Exercise ::
Pictures aside, repeat every entry exactly.

Records shown ::
◇ ◇ ◇ ◇
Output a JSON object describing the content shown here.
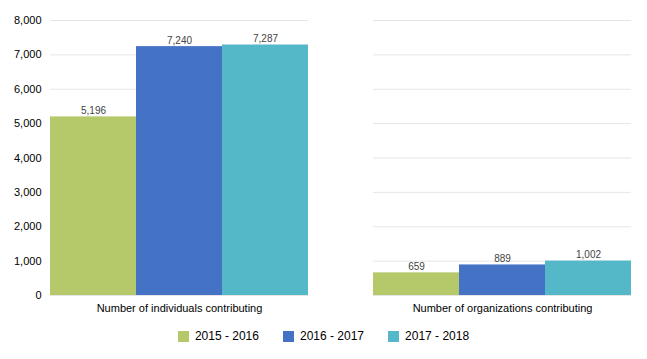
{
  "chart_data": {
    "type": "bar",
    "categories": [
      "Number of individuals contributing",
      "Number of organizations contributing"
    ],
    "series": [
      {
        "name": "2015 - 2016",
        "color": "#b5c96a",
        "values": [
          5196,
          659
        ],
        "value_labels": [
          "5,196",
          "659"
        ]
      },
      {
        "name": "2016 - 2017",
        "color": "#4472c4",
        "values": [
          7240,
          889
        ],
        "value_labels": [
          "7,240",
          "889"
        ]
      },
      {
        "name": "2017 - 2018",
        "color": "#55b8c8",
        "values": [
          7287,
          1002
        ],
        "value_labels": [
          "7,287",
          "1,002"
        ]
      }
    ],
    "ylim": [
      0,
      8000
    ],
    "yticks": [
      0,
      {
        "value": 1000,
        "label": "1,000"
      },
      {
        "value": 2000,
        "label": "2,000"
      },
      {
        "value": 3000,
        "label": "3,000"
      },
      {
        "value": 4000,
        "label": "4,000"
      },
      {
        "value": 5000,
        "label": "5,000"
      },
      {
        "value": 6000,
        "label": "6,000"
      },
      {
        "value": 7000,
        "label": "7,000"
      },
      {
        "value": 8000,
        "label": "8,000"
      }
    ],
    "grid": true,
    "legend": "bottom",
    "data_labels": true
  }
}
◇ ◇ ◇ ◇
Output below ::
Output a JSON object describing the content shown here.
{
  "chart_data": {
    "type": "bar",
    "categories": [
      "Number of individuals contributing",
      "Number of organizations contributing"
    ],
    "series": [
      {
        "name": "2015 - 2016",
        "color": "#b5c96a",
        "values": [
          5196,
          659
        ],
        "value_labels": [
          "5,196",
          "659"
        ]
      },
      {
        "name": "2016 - 2017",
        "color": "#4472c4",
        "values": [
          7240,
          889
        ],
        "value_labels": [
          "7,240",
          "889"
        ]
      },
      {
        "name": "2017 - 2018",
        "color": "#55b8c8",
        "values": [
          7287,
          1002
        ],
        "value_labels": [
          "7,287",
          "1,002"
        ]
      }
    ],
    "ylim": [
      0,
      8000
    ],
    "yticks": [
      0,
      {
        "value": 1000,
        "label": "1,000"
      },
      {
        "value": 2000,
        "label": "2,000"
      },
      {
        "value": 3000,
        "label": "3,000"
      },
      {
        "value": 4000,
        "label": "4,000"
      },
      {
        "value": 5000,
        "label": "5,000"
      },
      {
        "value": 6000,
        "label": "6,000"
      },
      {
        "value": 7000,
        "label": "7,000"
      },
      {
        "value": 8000,
        "label": "8,000"
      }
    ],
    "grid": true,
    "legend": "bottom",
    "data_labels": true
  }
}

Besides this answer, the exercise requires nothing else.